→ **DESCRIPTION OF THE TASK**
Transcribe all of the material below word for word and leave out its pictures.

[Dataset entries]
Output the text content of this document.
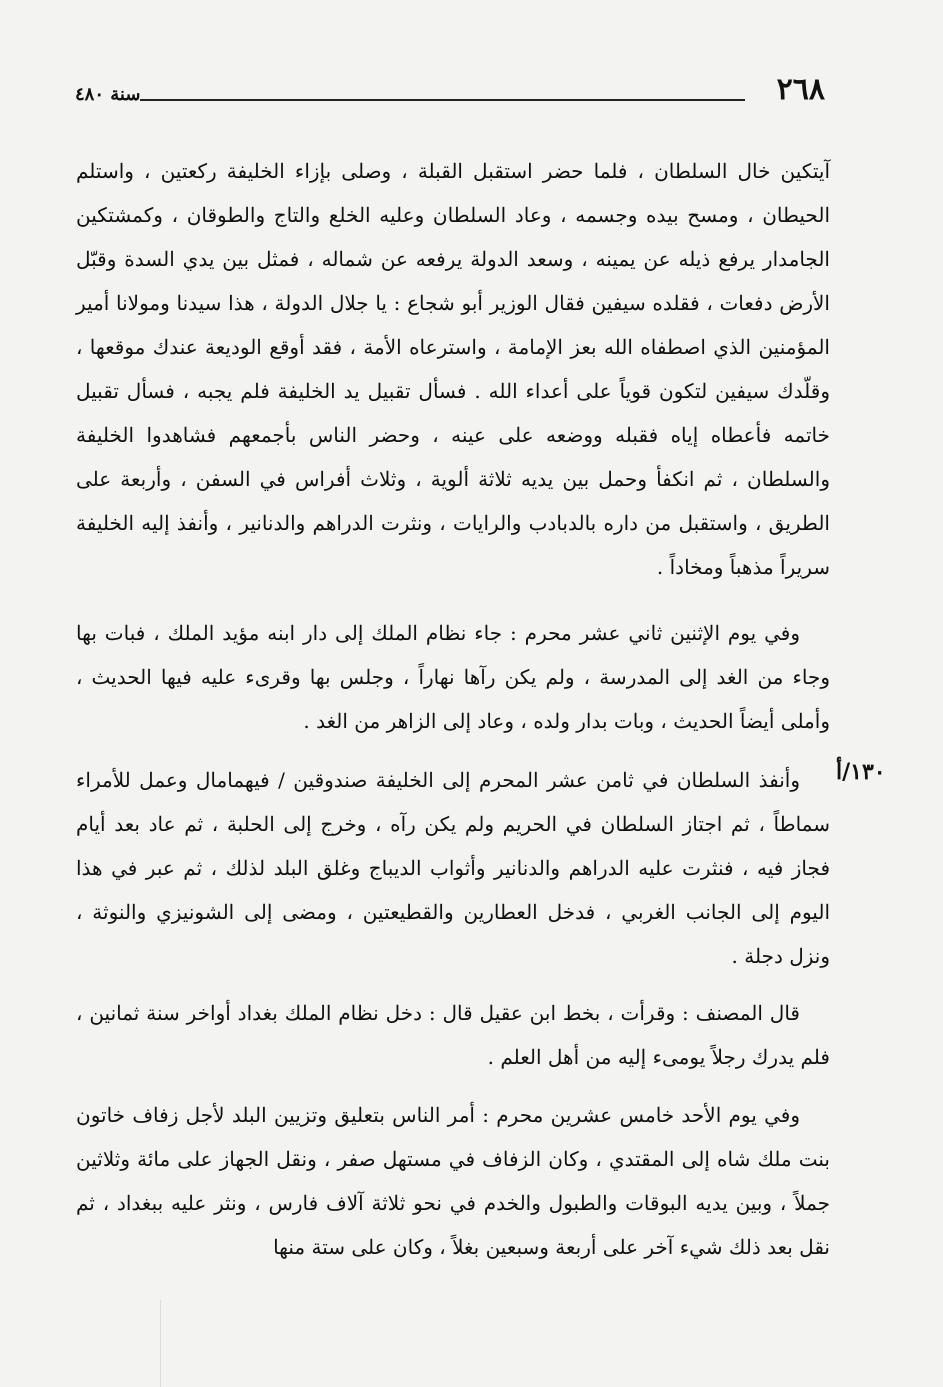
٢٦٨
سنة ٤٨٠

آيتكين خال السلطان ، فلما حضر استقبل القبلة ، وصلى بإزاء الخليفة ركعتين ، واستلم الحيطان ، ومسح بيده وجسمه ، وعاد السلطان وعليه الخلع والتاج والطوقان ، وكمشتكين الجامدار يرفع ذيله عن يمينه ، وسعد الدولة يرفعه عن شماله ، فمثل بين يدي السدة وقبّل الأرض دفعات ، فقلده سيفين فقال الوزير أبو شجاع : يا جلال الدولة ، هذا سيدنا ومولانا أمير المؤمنين الذي اصطفاه الله بعز الإمامة ، واسترعاه الأمة ، فقد أوقع الوديعة عندك موقعها ، وقلّدك سيفين لتكون قوياً على أعداء الله . فسأل تقبيل يد الخليفة فلم يجبه ، فسأل تقبيل خاتمه فأعطاه إياه فقبله ووضعه على عينه ، وحضر الناس بأجمعهم فشاهدوا الخليفة والسلطان ، ثم انكفأ وحمل بين يديه ثلاثة ألوية ، وثلاث أفراس في السفن ، وأربعة على الطريق ، واستقبل من داره بالدبادب والرايات ، ونثرت الدراهم والدنانير ، وأنفذ إليه الخليفة سريراً مذهباً ومخاداً .

وفي يوم الإثنين ثاني عشر محرم : جاء نظام الملك إلى دار ابنه مؤيد الملك ، فبات بها وجاء من الغد إلى المدرسة ، ولم يكن رآها نهاراً ، وجلس بها وقرىء عليه فيها الحديث ، وأملى أيضاً الحديث ، وبات بدار ولده ، وعاد إلى الزاهر من الغد .

وأنفذ السلطان في ثامن عشر المحرم إلى الخليفة صندوقين / فيهمامال وعمل للأمراء سماطاً ، ثم اجتاز السلطان في الحريم ولم يكن رآه ، وخرج إلى الحلبة ، ثم عاد بعد أيام فجاز فيه ، فنثرت عليه الدراهم والدنانير وأثواب الديباج وغلق البلد لذلك ، ثم عبر في هذا اليوم إلى الجانب الغربي ، فدخل العطارين والقطيعتين ، ومضى إلى الشونيزي والنوثة ، ونزل دجلة .

١٣٠/أ

قال المصنف : وقرأت ، بخط ابن عقيل قال : دخل نظام الملك بغداد أواخر سنة ثمانين ، فلم يدرك رجلاً يومىء إليه من أهل العلم .

وفي يوم الأحد خامس عشرين محرم : أمر الناس بتعليق وتزيين البلد لأجل زفاف خاتون بنت ملك شاه إلى المقتدي ، وكان الزفاف في مستهل صفر ، ونقل الجهاز على مائة وثلاثين جملاً ، وبين يديه البوقات والطبول والخدم في نحو ثلاثة آلاف فارس ، ونثر عليه ببغداد ، ثم نقل بعد ذلك شيء آخر على أربعة وسبعين بغلاً ، وكان على ستة منها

→ **EXPECTED ANSWER**
Output the text content of this document.
٢٦٨
سنة ٤٨٠

آيتكين خال السلطان ، فلما حضر استقبل القبلة ، وصلى بإزاء الخليفة ركعتين ، واستلم الحيطان ، ومسح بيده وجسمه ، وعاد السلطان وعليه الخلع والتاج والطوقان ، وكمشتكين الجامدار يرفع ذيله عن يمينه ، وسعد الدولة يرفعه عن شماله ، فمثل بين يدي السدة وقبّل الأرض دفعات ، فقلده سيفين فقال الوزير أبو شجاع : يا جلال الدولة ، هذا سيدنا ومولانا أمير المؤمنين الذي اصطفاه الله بعز الإمامة ، واسترعاه الأمة ، فقد أوقع الوديعة عندك موقعها ، وقلّدك سيفين لتكون قوياً على أعداء الله . فسأل تقبيل يد الخليفة فلم يجبه ، فسأل تقبيل خاتمه فأعطاه إياه فقبله ووضعه على عينه ، وحضر الناس بأجمعهم فشاهدوا الخليفة والسلطان ، ثم انكفأ وحمل بين يديه ثلاثة ألوية ، وثلاث أفراس في السفن ، وأربعة على الطريق ، واستقبل من داره بالدبادب والرايات ، ونثرت الدراهم والدنانير ، وأنفذ إليه الخليفة سريراً مذهباً ومخاداً .

وفي يوم الإثنين ثاني عشر محرم : جاء نظام الملك إلى دار ابنه مؤيد الملك ، فبات بها وجاء من الغد إلى المدرسة ، ولم يكن رآها نهاراً ، وجلس بها وقرىء عليه فيها الحديث ، وأملى أيضاً الحديث ، وبات بدار ولده ، وعاد إلى الزاهر من الغد .

وأنفذ السلطان في ثامن عشر المحرم إلى الخليفة صندوقين / فيهمامال وعمل للأمراء سماطاً ، ثم اجتاز السلطان في الحريم ولم يكن رآه ، وخرج إلى الحلبة ، ثم عاد بعد أيام فجاز فيه ، فنثرت عليه الدراهم والدنانير وأثواب الديباج وغلق البلد لذلك ، ثم عبر في هذا اليوم إلى الجانب الغربي ، فدخل العطارين والقطيعتين ، ومضى إلى الشونيزي والنوثة ، ونزل دجلة .

١٣٠/أ

قال المصنف : وقرأت ، بخط ابن عقيل قال : دخل نظام الملك بغداد أواخر سنة ثمانين ، فلم يدرك رجلاً يومىء إليه من أهل العلم .

وفي يوم الأحد خامس عشرين محرم : أمر الناس بتعليق وتزيين البلد لأجل زفاف خاتون بنت ملك شاه إلى المقتدي ، وكان الزفاف في مستهل صفر ، ونقل الجهاز على مائة وثلاثين جملاً ، وبين يديه البوقات والطبول والخدم في نحو ثلاثة آلاف فارس ، ونثر عليه ببغداد ، ثم نقل بعد ذلك شيء آخر على أربعة وسبعين بغلاً ، وكان على ستة منها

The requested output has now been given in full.